- EXERCISE INSTRUCTIONS -
Here are some records; quote them exactly, leaving out the pictures.
::::::::
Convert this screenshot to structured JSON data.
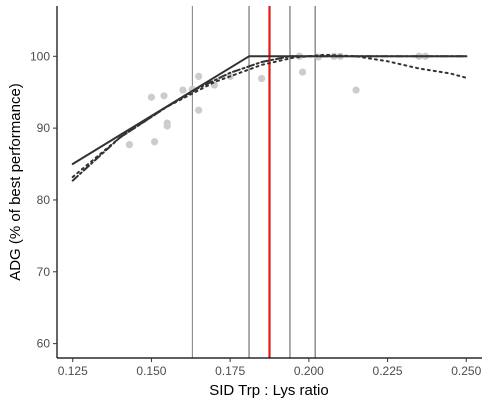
{
  "chart_data": {
    "type": "scatter",
    "title": "",
    "xlabel": "SID Trp : Lys ratio",
    "ylabel": "ADG (% of best performance)",
    "xlim": [
      0.12,
      0.255
    ],
    "ylim": [
      58,
      107
    ],
    "x_ticks": [
      0.125,
      0.15,
      0.175,
      0.2,
      0.225,
      0.25
    ],
    "x_tick_labels": [
      "0.125",
      "0.150",
      "0.175",
      "0.200",
      "0.225",
      "0.250"
    ],
    "y_ticks": [
      60,
      70,
      80,
      90,
      100
    ],
    "y_tick_labels": [
      "60",
      "70",
      "80",
      "90",
      "100"
    ],
    "grid": false,
    "legend": "none",
    "points": [
      {
        "x": 0.143,
        "y": 87.7
      },
      {
        "x": 0.15,
        "y": 94.3
      },
      {
        "x": 0.151,
        "y": 88.1
      },
      {
        "x": 0.154,
        "y": 94.5
      },
      {
        "x": 0.155,
        "y": 90.3
      },
      {
        "x": 0.155,
        "y": 90.7
      },
      {
        "x": 0.16,
        "y": 95.3
      },
      {
        "x": 0.163,
        "y": 95.4
      },
      {
        "x": 0.165,
        "y": 97.2
      },
      {
        "x": 0.165,
        "y": 92.5
      },
      {
        "x": 0.17,
        "y": 96.0
      },
      {
        "x": 0.175,
        "y": 97.2
      },
      {
        "x": 0.185,
        "y": 96.9
      },
      {
        "x": 0.197,
        "y": 100.0
      },
      {
        "x": 0.198,
        "y": 97.8
      },
      {
        "x": 0.203,
        "y": 99.9
      },
      {
        "x": 0.208,
        "y": 100.0
      },
      {
        "x": 0.21,
        "y": 100.0
      },
      {
        "x": 0.215,
        "y": 95.3
      },
      {
        "x": 0.235,
        "y": 100.0
      },
      {
        "x": 0.237,
        "y": 100.0
      }
    ],
    "series": [
      {
        "style": "solid",
        "color": "#333333",
        "x": [
          0.125,
          0.181,
          0.25
        ],
        "y": [
          85.0,
          100.0,
          100.0
        ]
      },
      {
        "style": "dashed",
        "color": "#333333",
        "x": [
          0.125,
          0.14,
          0.155,
          0.165,
          0.175,
          0.185,
          0.194,
          0.2,
          0.25
        ],
        "y": [
          82.7,
          88.7,
          93.0,
          95.6,
          97.7,
          99.2,
          100.0,
          100.0,
          100.0
        ]
      },
      {
        "style": "dotted",
        "color": "#333333",
        "x": [
          0.125,
          0.14,
          0.155,
          0.17,
          0.185,
          0.195,
          0.205,
          0.215,
          0.225,
          0.235,
          0.245,
          0.25
        ],
        "y": [
          83.2,
          88.7,
          93.0,
          96.4,
          98.8,
          99.8,
          100.2,
          100.0,
          99.3,
          98.3,
          97.6,
          97.0
        ]
      }
    ],
    "vlines": [
      {
        "x": 0.163,
        "color": "#808080"
      },
      {
        "x": 0.181,
        "color": "#555555"
      },
      {
        "x": 0.1875,
        "color": "#e31a1c"
      },
      {
        "x": 0.194,
        "color": "#555555"
      },
      {
        "x": 0.202,
        "color": "#555555"
      }
    ],
    "colors": {
      "points": "#cccccc",
      "highlight": "#e31a1c"
    }
  }
}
::::::::
- ANSWER TO THIS PROBLEM -
Convert this screenshot to structured JSON data.
{
  "chart_data": {
    "type": "scatter",
    "title": "",
    "xlabel": "SID Trp : Lys ratio",
    "ylabel": "ADG (% of best performance)",
    "xlim": [
      0.12,
      0.255
    ],
    "ylim": [
      58,
      107
    ],
    "x_ticks": [
      0.125,
      0.15,
      0.175,
      0.2,
      0.225,
      0.25
    ],
    "x_tick_labels": [
      "0.125",
      "0.150",
      "0.175",
      "0.200",
      "0.225",
      "0.250"
    ],
    "y_ticks": [
      60,
      70,
      80,
      90,
      100
    ],
    "y_tick_labels": [
      "60",
      "70",
      "80",
      "90",
      "100"
    ],
    "grid": false,
    "legend": "none",
    "points": [
      {
        "x": 0.143,
        "y": 87.7
      },
      {
        "x": 0.15,
        "y": 94.3
      },
      {
        "x": 0.151,
        "y": 88.1
      },
      {
        "x": 0.154,
        "y": 94.5
      },
      {
        "x": 0.155,
        "y": 90.3
      },
      {
        "x": 0.155,
        "y": 90.7
      },
      {
        "x": 0.16,
        "y": 95.3
      },
      {
        "x": 0.163,
        "y": 95.4
      },
      {
        "x": 0.165,
        "y": 97.2
      },
      {
        "x": 0.165,
        "y": 92.5
      },
      {
        "x": 0.17,
        "y": 96.0
      },
      {
        "x": 0.175,
        "y": 97.2
      },
      {
        "x": 0.185,
        "y": 96.9
      },
      {
        "x": 0.197,
        "y": 100.0
      },
      {
        "x": 0.198,
        "y": 97.8
      },
      {
        "x": 0.203,
        "y": 99.9
      },
      {
        "x": 0.208,
        "y": 100.0
      },
      {
        "x": 0.21,
        "y": 100.0
      },
      {
        "x": 0.215,
        "y": 95.3
      },
      {
        "x": 0.235,
        "y": 100.0
      },
      {
        "x": 0.237,
        "y": 100.0
      }
    ],
    "series": [
      {
        "style": "solid",
        "color": "#333333",
        "x": [
          0.125,
          0.181,
          0.25
        ],
        "y": [
          85.0,
          100.0,
          100.0
        ]
      },
      {
        "style": "dashed",
        "color": "#333333",
        "x": [
          0.125,
          0.14,
          0.155,
          0.165,
          0.175,
          0.185,
          0.194,
          0.2,
          0.25
        ],
        "y": [
          82.7,
          88.7,
          93.0,
          95.6,
          97.7,
          99.2,
          100.0,
          100.0,
          100.0
        ]
      },
      {
        "style": "dotted",
        "color": "#333333",
        "x": [
          0.125,
          0.14,
          0.155,
          0.17,
          0.185,
          0.195,
          0.205,
          0.215,
          0.225,
          0.235,
          0.245,
          0.25
        ],
        "y": [
          83.2,
          88.7,
          93.0,
          96.4,
          98.8,
          99.8,
          100.2,
          100.0,
          99.3,
          98.3,
          97.6,
          97.0
        ]
      }
    ],
    "vlines": [
      {
        "x": 0.163,
        "color": "#808080"
      },
      {
        "x": 0.181,
        "color": "#555555"
      },
      {
        "x": 0.1875,
        "color": "#e31a1c"
      },
      {
        "x": 0.194,
        "color": "#555555"
      },
      {
        "x": 0.202,
        "color": "#555555"
      }
    ],
    "colors": {
      "points": "#cccccc",
      "highlight": "#e31a1c"
    }
  }
}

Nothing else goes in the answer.